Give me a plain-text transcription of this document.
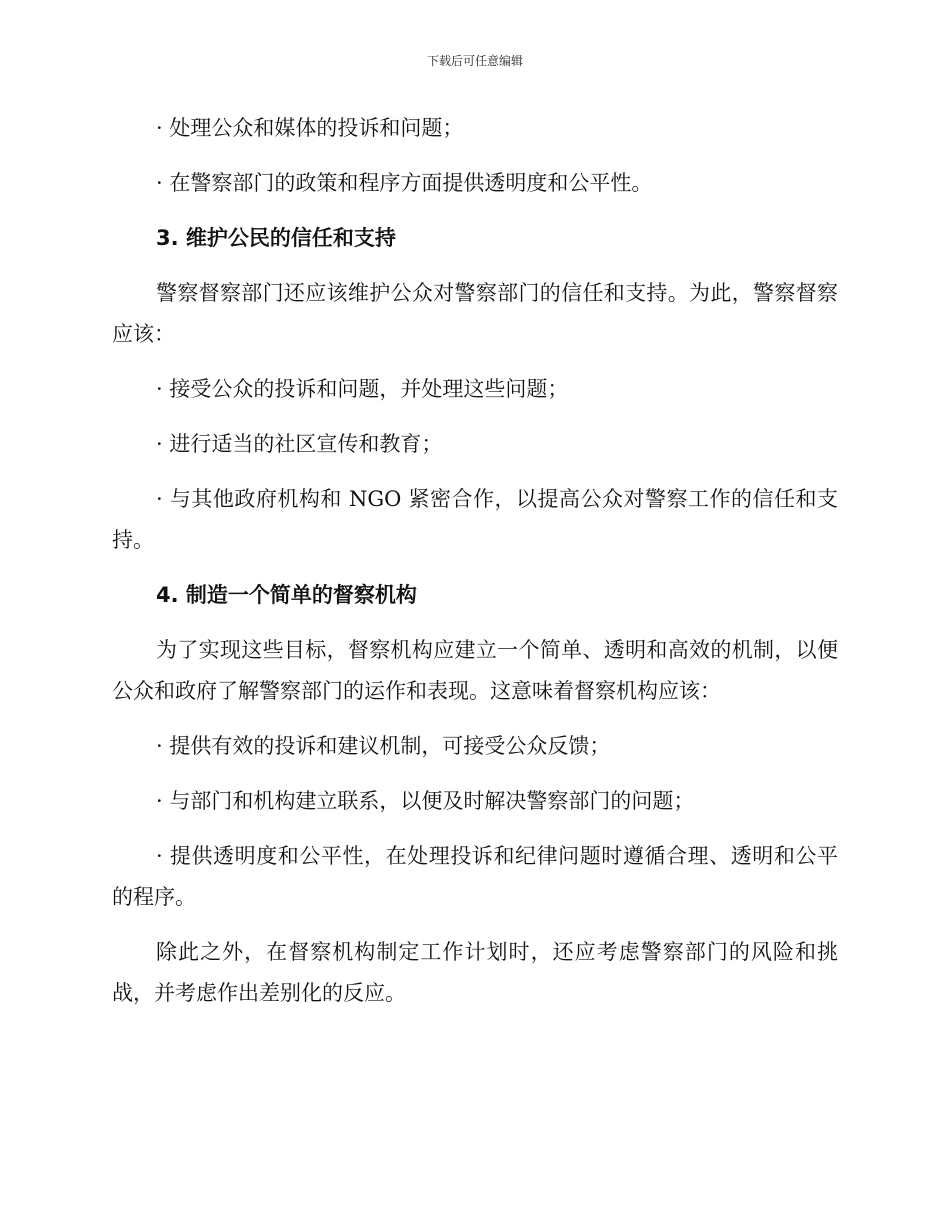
下载后可任意编辑

· 处理公众和媒体的投诉和问题；

· 在警察部门的政策和程序方面提供透明度和公平性。

3. 维护公民的信任和支持

警察督察部门还应该维护公众对警察部门的信任和支持。为此，警察督察应该：

· 接受公众的投诉和问题，并处理这些问题；

· 进行适当的社区宣传和教育；

· 与其他政府机构和 NGO 紧密合作，以提高公众对警察工作的信任和支持。

4. 制造一个简单的督察机构

为了实现这些目标，督察机构应建立一个简单、透明和高效的机制，以便公众和政府了解警察部门的运作和表现。这意味着督察机构应该：

· 提供有效的投诉和建议机制，可接受公众反馈；

· 与部门和机构建立联系，以便及时解决警察部门的问题；

· 提供透明度和公平性，在处理投诉和纪律问题时遵循合理、透明和公平的程序。

除此之外，在督察机构制定工作计划时，还应考虑警察部门的风险和挑战，并考虑作出差别化的反应。
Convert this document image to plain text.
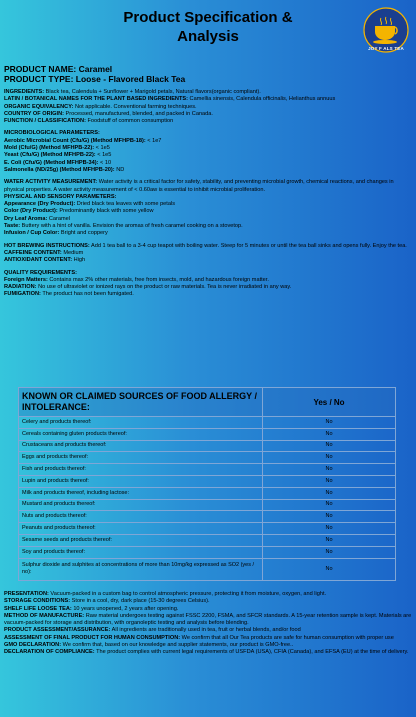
Product Specification &
Analysis
JOY F ALS TEA
PRODUCT NAME: Caramel
PRODUCT TYPE: Loose - Flavored Black Tea
INGREDIENTS: Black tea, Calendula + Sunflower + Marigold petals, Natural flavors(organic compliant).
LATIN / BOTANICAL NAMES FOR THE PLANT BASED INGREDIENTS: Camellia sinensis, Calendula officinalis, Helianthus annuus
ORGANIC EQUIVALENCY: Not applicable. Conventional farming techniques.
COUNTRY OF ORIGIN: Processed, manufactured, blended, and packed in Canada.
FUNCTION / CLASSIFICATION: Foodstuff of common consumption
MICROBIOLOGICAL PARAMETERS:
Aerobic Microbial Count (Cfu/G) (Method MFHPB-18): < 1e7
Mold (Cfu/G) (Method MFHPB-22): < 1e5
Yeast (Cfu/G) (Method MFHPB-22): < 1e5
E. Coli (Cfu/G) (Method MFHPB-34): < 10
Salmonella (ND/25g) (Method MFHPB-20): ND
WATER ACTIVITY MEASUREMENT: Water activity is a critical factor for safety, stability, and preventing microbial growth, chemical reactions, and changes in physical properties. A water activity measurement of < 0.60aw is essential to inhibit microbial proliferation.
PHYSICAL AND SENSORY PARAMETERS:
Appearance (Dry Product): Dried black tea leaves with some petals
Color (Dry Product): Predominantly black with some yellow
Dry Leaf Aroma: Caramel
Taste: Buttery with a hint of vanilla. Envision the aromas of fresh caramel cooking on a stovetop.
Infusion / Cup Color: Bright and coppery
HOT BREWING INSTRUCTIONS: Add 1 tea ball to a 3-4 cup teapot with boiling water. Steep for 5 minutes or until the tea ball sinks and opens fully. Enjoy the tea.
CAFFEINE CONTENT: Medium
ANTIOXIDANT CONTENT: High
QUALITY REQUIREMENTS:
Foreign Matters: Contains max 2% other materials, free from insects, mold, and hazardous foreign matter.
RADIATION: No use of ultraviolet or ionized rays on the product or raw materials. Tea is never irradiated in any way.
FUMIGATION: The product has not been fumigated.
KNOWN OR CLAIMED SOURCES OF FOOD ALLERGY / INTOLERANCE:	Yes / No
Celery and products thereof:	No
Cereals containing gluten products thereof:	No
Crustaceans and products thereof:	No
Eggs and products thereof:	No
Fish and products thereof:	No
Lupin and products thereof:	No
Milk and products thereof, including lactose:	No
Mustard and products thereof:	No
Nuts and products thereof:	No
Peanuts and products thereof:	No
Sesame seeds and products thereof:	No
Soy and products thereof:	No
Sulphur dioxide and sulphites at concentrations of more than 10mg/kg expressed as SO2 (yes / no):	No
PRESENTATION: Vacuum-packed in a custom bag to control atmospheric pressure, protecting it from moisture, oxygen, and light.
STORAGE CONDITIONS: Store in a cool, dry, dark place (15-30 degrees Celsius).
SHELF LIFE LOOSE TEA: 10 years unopened, 2 years after opening.
METHOD OF MANUFACTURE: Raw material undergoes testing against FSSC 2200, FSMA, and SFCR standards. A 15-year retention sample is kept. Materials are vacuum-packed for storage and distribution, with organoleptic testing and analysis before blending.
PRODUCT ASSESSMENT/ASSURANCE: All ingredients are traditionally used in tea, fruit or herbal blends, and/or food
ASSESSMENT OF FINAL PRODUCT FOR HUMAN CONSUMPTION: We confirm that all Our Tea products are safe for human consumption with proper use
GMO DECLARATION: We confirm that, based on our knowledge and supplier statements, our product is GMO-free..
DECLARATION OF COMPLIANCE: The product complies with current legal requirements of USFDA (USA), CFIA (Canada), and EFSA (EU) at the time of delivery.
◆ ◆ ◆ ◆ ◆ ◆ ◆
#### [What needs to be done]
The data above should be repeated exactly, minus any pictures.

#### [Written answer]
Give me a plain-text transcription of this document.
下载后可任意编辑

· 处理公众和媒体的投诉和问题；

· 在警察部门的政策和程序方面提供透明度和公平性。

3. 维护公民的信任和支持

警察督察部门还应该维护公众对警察部门的信任和支持。为此，警察督察应该：

· 接受公众的投诉和问题，并处理这些问题；

· 进行适当的社区宣传和教育；

· 与其他政府机构和 NGO 紧密合作，以提高公众对警察工作的信任和支持。

4. 制造一个简单的督察机构

为了实现这些目标，督察机构应建立一个简单、透明和高效的机制，以便公众和政府了解警察部门的运作和表现。这意味着督察机构应该：

· 提供有效的投诉和建议机制，可接受公众反馈；

· 与部门和机构建立联系，以便及时解决警察部门的问题；

· 提供透明度和公平性，在处理投诉和纪律问题时遵循合理、透明和公平的程序。

除此之外，在督察机构制定工作计划时，还应考虑警察部门的风险和挑战，并考虑作出差别化的反应。
Convert this document image to plain text.
Product Specification &
Analysis
JOY F ALS TEA
PRODUCT NAME: Caramel
PRODUCT TYPE: Loose - Flavored Black Tea
INGREDIENTS: Black tea, Calendula + Sunflower + Marigold petals, Natural flavors(organic compliant).
LATIN / BOTANICAL NAMES FOR THE PLANT BASED INGREDIENTS: Camellia sinensis, Calendula officinalis, Helianthus annuus
ORGANIC EQUIVALENCY: Not applicable. Conventional farming techniques.
COUNTRY OF ORIGIN: Processed, manufactured, blended, and packed in Canada.
FUNCTION / CLASSIFICATION: Foodstuff of common consumption
MICROBIOLOGICAL PARAMETERS:
Aerobic Microbial Count (Cfu/G) (Method MFHPB-18): < 1e7
Mold (Cfu/G) (Method MFHPB-22): < 1e5
Yeast (Cfu/G) (Method MFHPB-22): < 1e5
E. Coli (Cfu/G) (Method MFHPB-34): < 10
Salmonella (ND/25g) (Method MFHPB-20): ND
WATER ACTIVITY MEASUREMENT: Water activity is a critical factor for safety, stability, and preventing microbial growth, chemical reactions, and changes in physical properties. A water activity measurement of < 0.60aw is essential to inhibit microbial proliferation.
PHYSICAL AND SENSORY PARAMETERS:
Appearance (Dry Product): Dried black tea leaves with some petals
Color (Dry Product): Predominantly black with some yellow
Dry Leaf Aroma: Caramel
Taste: Buttery with a hint of vanilla. Envision the aromas of fresh caramel cooking on a stovetop.
Infusion / Cup Color: Bright and coppery
HOT BREWING INSTRUCTIONS: Add 1 tea ball to a 3-4 cup teapot with boiling water. Steep for 5 minutes or until the tea ball sinks and opens fully. Enjoy the tea.
CAFFEINE CONTENT: Medium
ANTIOXIDANT CONTENT: High
QUALITY REQUIREMENTS:
Foreign Matters: Contains max 2% other materials, free from insects, mold, and hazardous foreign matter.
RADIATION: No use of ultraviolet or ionized rays on the product or raw materials. Tea is never irradiated in any way.
FUMIGATION: The product has not been fumigated.
KNOWN OR CLAIMED SOURCES OF FOOD ALLERGY / INTOLERANCE:	Yes / No
Celery and products thereof:	No
Cereals containing gluten products thereof:	No
Crustaceans and products thereof:	No
Eggs and products thereof:	No
Fish and products thereof:	No
Lupin and products thereof:	No
Milk and products thereof, including lactose:	No
Mustard and products thereof:	No
Nuts and products thereof:	No
Peanuts and products thereof:	No
Sesame seeds and products thereof:	No
Soy and products thereof:	No
Sulphur dioxide and sulphites at concentrations of more than 10mg/kg expressed as SO2 (yes / no):	No
PRESENTATION: Vacuum-packed in a custom bag to control atmospheric pressure, protecting it from moisture, oxygen, and light.
STORAGE CONDITIONS: Store in a cool, dry, dark place (15-30 degrees Celsius).
SHELF LIFE LOOSE TEA: 10 years unopened, 2 years after opening.
METHOD OF MANUFACTURE: Raw material undergoes testing against FSSC 2200, FSMA, and SFCR standards. A 15-year retention sample is kept. Materials are vacuum-packed for storage and distribution, with organoleptic testing and analysis before blending.
PRODUCT ASSESSMENT/ASSURANCE: All ingredients are traditionally used in tea, fruit or herbal blends, and/or food
ASSESSMENT OF FINAL PRODUCT FOR HUMAN CONSUMPTION: We confirm that all Our Tea products are safe for human consumption with proper use
GMO DECLARATION: We confirm that, based on our knowledge and supplier statements, our product is GMO-free..
DECLARATION OF COMPLIANCE: The product complies with current legal requirements of USFDA (USA), CFIA (Canada), and EFSA (EU) at the time of delivery.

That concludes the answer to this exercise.